___ DATA PROVIDED ___

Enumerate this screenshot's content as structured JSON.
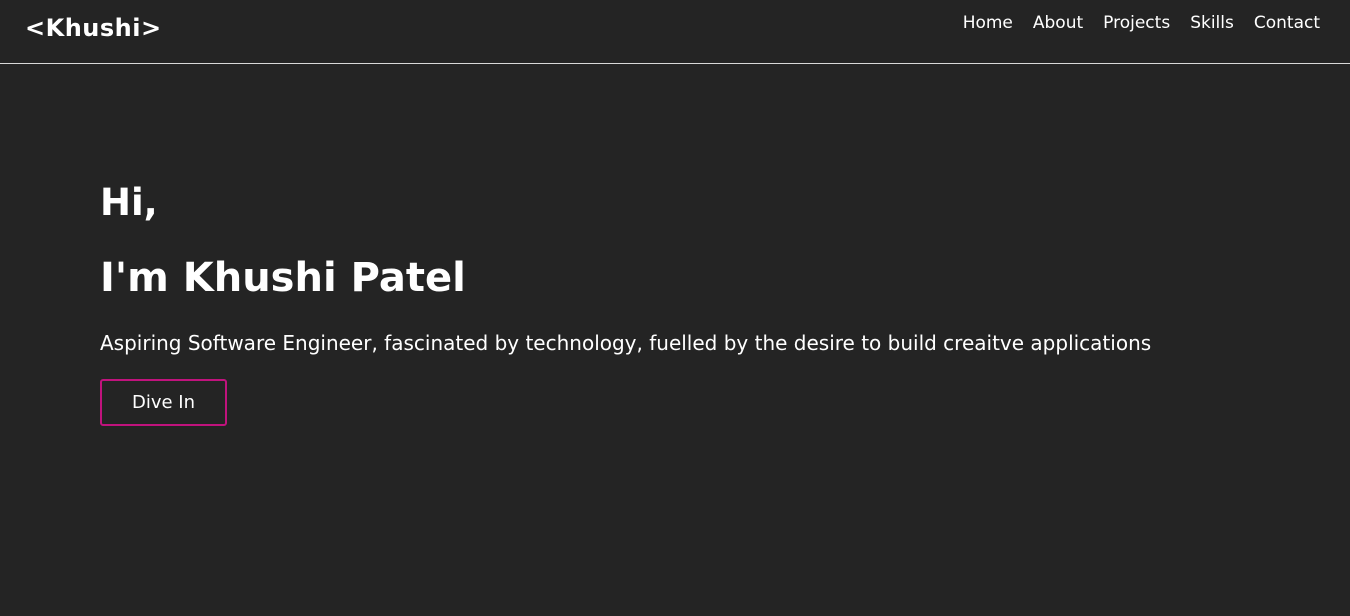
{
  "header": {
    "brand": "<Khushi>",
    "nav": [
      {
        "label": "Home"
      },
      {
        "label": "About"
      },
      {
        "label": "Projects"
      },
      {
        "label": "Skills"
      },
      {
        "label": "Contact"
      }
    ]
  },
  "hero": {
    "greeting": "Hi,",
    "name": "I'm Khushi Patel",
    "tagline": "Aspiring Software Engineer, fascinated by technology, fuelled by the desire to build creaitve applications",
    "cta_label": "Dive In"
  },
  "colors": {
    "background": "#242424",
    "text": "#ffffff",
    "accent": "#c0137d"
  }
}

___

* _PROMPT_: The pictures should not appear in the copy; every other part of the records above must be returned exactly.

* _RESPONSE TO THIS EXERCISE_:
Enumerate this screenshot's content as structured JSON.
{
  "header": {
    "brand": "<Khushi>",
    "nav": [
      {
        "label": "Home"
      },
      {
        "label": "About"
      },
      {
        "label": "Projects"
      },
      {
        "label": "Skills"
      },
      {
        "label": "Contact"
      }
    ]
  },
  "hero": {
    "greeting": "Hi,",
    "name": "I'm Khushi Patel",
    "tagline": "Aspiring Software Engineer, fascinated by technology, fuelled by the desire to build creaitve applications",
    "cta_label": "Dive In"
  },
  "colors": {
    "background": "#242424",
    "text": "#ffffff",
    "accent": "#c0137d"
  }
}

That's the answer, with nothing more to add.